## Dataset records

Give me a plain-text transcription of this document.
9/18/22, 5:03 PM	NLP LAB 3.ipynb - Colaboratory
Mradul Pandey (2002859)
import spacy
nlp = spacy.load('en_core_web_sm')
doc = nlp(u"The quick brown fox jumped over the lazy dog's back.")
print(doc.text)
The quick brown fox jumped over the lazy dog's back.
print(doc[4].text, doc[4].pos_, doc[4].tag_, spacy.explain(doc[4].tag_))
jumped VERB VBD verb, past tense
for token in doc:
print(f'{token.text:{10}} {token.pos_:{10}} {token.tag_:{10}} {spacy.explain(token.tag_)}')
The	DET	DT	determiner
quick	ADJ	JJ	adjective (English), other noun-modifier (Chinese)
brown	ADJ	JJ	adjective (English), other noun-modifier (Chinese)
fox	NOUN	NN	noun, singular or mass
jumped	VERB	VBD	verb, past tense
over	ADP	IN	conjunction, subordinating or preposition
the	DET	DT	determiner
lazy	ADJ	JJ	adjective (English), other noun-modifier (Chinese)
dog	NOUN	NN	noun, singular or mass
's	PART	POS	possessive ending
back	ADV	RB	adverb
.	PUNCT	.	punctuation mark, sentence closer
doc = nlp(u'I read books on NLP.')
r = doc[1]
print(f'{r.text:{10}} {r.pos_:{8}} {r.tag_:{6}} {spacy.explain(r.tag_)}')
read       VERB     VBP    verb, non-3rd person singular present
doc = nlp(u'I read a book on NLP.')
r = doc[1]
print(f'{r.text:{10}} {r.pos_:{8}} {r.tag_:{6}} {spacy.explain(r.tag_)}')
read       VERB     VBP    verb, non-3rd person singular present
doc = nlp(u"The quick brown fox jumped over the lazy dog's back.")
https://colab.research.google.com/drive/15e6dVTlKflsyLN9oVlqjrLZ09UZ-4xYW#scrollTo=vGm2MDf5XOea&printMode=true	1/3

## Instructions to follow
Your answer should be a single number: how many lines in the data above include "jumped"?

## Written response
5